- [WHAT IS ASKED]: The material below should be written out in full and exactly; pictures stay out of the copy.

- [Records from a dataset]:
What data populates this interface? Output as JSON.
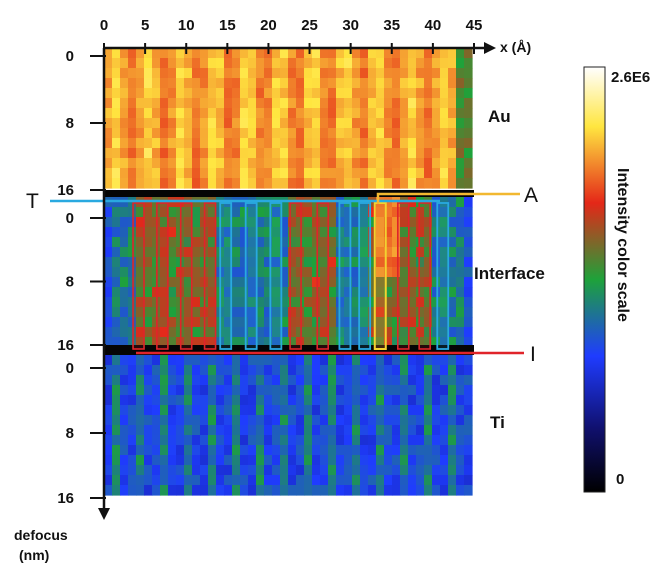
{
  "chart_data": {
    "type": "heatmap",
    "x_axis": {
      "label": "x (Å)",
      "range": [
        0,
        45
      ],
      "ticks": [
        "0",
        "5",
        "10",
        "15",
        "20",
        "25",
        "30",
        "35",
        "40",
        "45"
      ]
    },
    "y_axis": {
      "label_line1": "defocus",
      "label_line2": "(nm)"
    },
    "panels": [
      {
        "name": "Au",
        "y_ticks": [
          "0",
          "8",
          "16"
        ],
        "defocus_range": [
          0,
          16
        ],
        "colormap_level": "high"
      },
      {
        "name": "Interface",
        "y_ticks": [
          "0",
          "8",
          "16"
        ],
        "defocus_range": [
          0,
          16
        ],
        "colormap_level": "mixed"
      },
      {
        "name": "Ti",
        "y_ticks": [
          "0",
          "8",
          "16"
        ],
        "defocus_range": [
          0,
          16
        ],
        "colormap_level": "low"
      }
    ],
    "markers": [
      {
        "letter": "T",
        "color": "#29a9e0"
      },
      {
        "letter": "A",
        "color": "#f2b830"
      },
      {
        "letter": "I",
        "color": "#e0242a"
      }
    ],
    "column_boxes": {
      "red_x_centers": [
        4.2,
        7.1,
        10,
        12.9,
        23.3,
        26.6,
        33.6,
        36.4,
        39
      ],
      "blue_x_centers": [
        14.8,
        17.9,
        20.9,
        29.3,
        31.7,
        41.2
      ],
      "yellow_x_centers": [
        33.6
      ]
    },
    "colorbar": {
      "title": "Intensity color scale",
      "max_label": "2.6E6",
      "min_label": "0",
      "colors": [
        "#000000",
        "#10106e",
        "#1f3cff",
        "#1ea23a",
        "#e42718",
        "#ffe640",
        "#ffffff"
      ]
    }
  }
}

- [TASK RESPONSE]:
What data populates this interface? Output as JSON.
{
  "chart_data": {
    "type": "heatmap",
    "x_axis": {
      "label": "x (Å)",
      "range": [
        0,
        45
      ],
      "ticks": [
        "0",
        "5",
        "10",
        "15",
        "20",
        "25",
        "30",
        "35",
        "40",
        "45"
      ]
    },
    "y_axis": {
      "label_line1": "defocus",
      "label_line2": "(nm)"
    },
    "panels": [
      {
        "name": "Au",
        "y_ticks": [
          "0",
          "8",
          "16"
        ],
        "defocus_range": [
          0,
          16
        ],
        "colormap_level": "high"
      },
      {
        "name": "Interface",
        "y_ticks": [
          "0",
          "8",
          "16"
        ],
        "defocus_range": [
          0,
          16
        ],
        "colormap_level": "mixed"
      },
      {
        "name": "Ti",
        "y_ticks": [
          "0",
          "8",
          "16"
        ],
        "defocus_range": [
          0,
          16
        ],
        "colormap_level": "low"
      }
    ],
    "markers": [
      {
        "letter": "T",
        "color": "#29a9e0"
      },
      {
        "letter": "A",
        "color": "#f2b830"
      },
      {
        "letter": "I",
        "color": "#e0242a"
      }
    ],
    "column_boxes": {
      "red_x_centers": [
        4.2,
        7.1,
        10,
        12.9,
        23.3,
        26.6,
        33.6,
        36.4,
        39
      ],
      "blue_x_centers": [
        14.8,
        17.9,
        20.9,
        29.3,
        31.7,
        41.2
      ],
      "yellow_x_centers": [
        33.6
      ]
    },
    "colorbar": {
      "title": "Intensity color scale",
      "max_label": "2.6E6",
      "min_label": "0",
      "colors": [
        "#000000",
        "#10106e",
        "#1f3cff",
        "#1ea23a",
        "#e42718",
        "#ffe640",
        "#ffffff"
      ]
    }
  }
}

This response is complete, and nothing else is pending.